▶ **EXERCISE BRIEF**
Without omitting anything, copy the data exactly.

Data records

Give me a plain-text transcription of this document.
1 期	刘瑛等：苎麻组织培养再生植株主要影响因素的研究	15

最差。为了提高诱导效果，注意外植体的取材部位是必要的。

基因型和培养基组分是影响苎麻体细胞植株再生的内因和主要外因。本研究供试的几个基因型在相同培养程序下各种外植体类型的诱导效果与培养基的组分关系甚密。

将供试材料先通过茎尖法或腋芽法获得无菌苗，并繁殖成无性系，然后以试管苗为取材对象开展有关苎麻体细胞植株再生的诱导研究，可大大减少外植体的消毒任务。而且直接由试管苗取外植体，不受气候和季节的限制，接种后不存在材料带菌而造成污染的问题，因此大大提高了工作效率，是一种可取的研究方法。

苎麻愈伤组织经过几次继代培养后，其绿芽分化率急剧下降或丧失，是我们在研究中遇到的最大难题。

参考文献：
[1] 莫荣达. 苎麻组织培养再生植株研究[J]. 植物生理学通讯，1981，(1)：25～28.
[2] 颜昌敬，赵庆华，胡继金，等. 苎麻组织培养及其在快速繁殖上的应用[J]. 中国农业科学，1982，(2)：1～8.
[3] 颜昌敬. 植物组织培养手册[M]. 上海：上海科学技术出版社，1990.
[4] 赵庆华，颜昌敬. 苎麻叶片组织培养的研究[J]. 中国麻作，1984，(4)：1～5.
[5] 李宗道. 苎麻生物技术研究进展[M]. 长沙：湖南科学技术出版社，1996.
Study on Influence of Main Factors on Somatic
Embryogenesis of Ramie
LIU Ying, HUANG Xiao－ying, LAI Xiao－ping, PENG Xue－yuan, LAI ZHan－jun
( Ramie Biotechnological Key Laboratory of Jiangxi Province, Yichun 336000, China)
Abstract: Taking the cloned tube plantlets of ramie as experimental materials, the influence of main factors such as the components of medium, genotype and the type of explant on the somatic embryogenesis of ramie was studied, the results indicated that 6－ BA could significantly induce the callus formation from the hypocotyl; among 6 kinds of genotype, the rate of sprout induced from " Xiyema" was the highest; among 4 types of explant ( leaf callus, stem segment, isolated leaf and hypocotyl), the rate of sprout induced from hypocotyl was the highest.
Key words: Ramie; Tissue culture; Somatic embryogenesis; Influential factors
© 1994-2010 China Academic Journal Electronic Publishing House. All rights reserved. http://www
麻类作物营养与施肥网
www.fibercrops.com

▶ **WRITTEN ANSWER**
Give me a plain-text transcription of this document.
1 期	刘瑛等：苎麻组织培养再生植株主要影响因素的研究	15

最差。为了提高诱导效果，注意外植体的取材部位是必要的。

基因型和培养基组分是影响苎麻体细胞植株再生的内因和主要外因。本研究供试的几个基因型在相同培养程序下各种外植体类型的诱导效果与培养基的组分关系甚密。

将供试材料先通过茎尖法或腋芽法获得无菌苗，并繁殖成无性系，然后以试管苗为取材对象开展有关苎麻体细胞植株再生的诱导研究，可大大减少外植体的消毒任务。而且直接由试管苗取外植体，不受气候和季节的限制，接种后不存在材料带菌而造成污染的问题，因此大大提高了工作效率，是一种可取的研究方法。

苎麻愈伤组织经过几次继代培养后，其绿芽分化率急剧下降或丧失，是我们在研究中遇到的最大难题。

参考文献：
[1] 莫荣达. 苎麻组织培养再生植株研究[J]. 植物生理学通讯，1981，(1)：25～28.
[2] 颜昌敬，赵庆华，胡继金，等. 苎麻组织培养及其在快速繁殖上的应用[J]. 中国农业科学，1982，(2)：1～8.
[3] 颜昌敬. 植物组织培养手册[M]. 上海：上海科学技术出版社，1990.
[4] 赵庆华，颜昌敬. 苎麻叶片组织培养的研究[J]. 中国麻作，1984，(4)：1～5.
[5] 李宗道. 苎麻生物技术研究进展[M]. 长沙：湖南科学技术出版社，1996.
Study on Influence of Main Factors on Somatic
Embryogenesis of Ramie
LIU Ying, HUANG Xiao－ying, LAI Xiao－ping, PENG Xue－yuan, LAI ZHan－jun
( Ramie Biotechnological Key Laboratory of Jiangxi Province, Yichun 336000, China)
Abstract: Taking the cloned tube plantlets of ramie as experimental materials, the influence of main factors such as the components of medium, genotype and the type of explant on the somatic embryogenesis of ramie was studied, the results indicated that 6－ BA could significantly induce the callus formation from the hypocotyl; among 6 kinds of genotype, the rate of sprout induced from " Xiyema" was the highest; among 4 types of explant ( leaf callus, stem segment, isolated leaf and hypocotyl), the rate of sprout induced from hypocotyl was the highest.
Key words: Ramie; Tissue culture; Somatic embryogenesis; Influential factors
© 1994-2010 China Academic Journal Electronic Publishing House. All rights reserved. http://www
麻类作物营养与施肥网
www.fibercrops.com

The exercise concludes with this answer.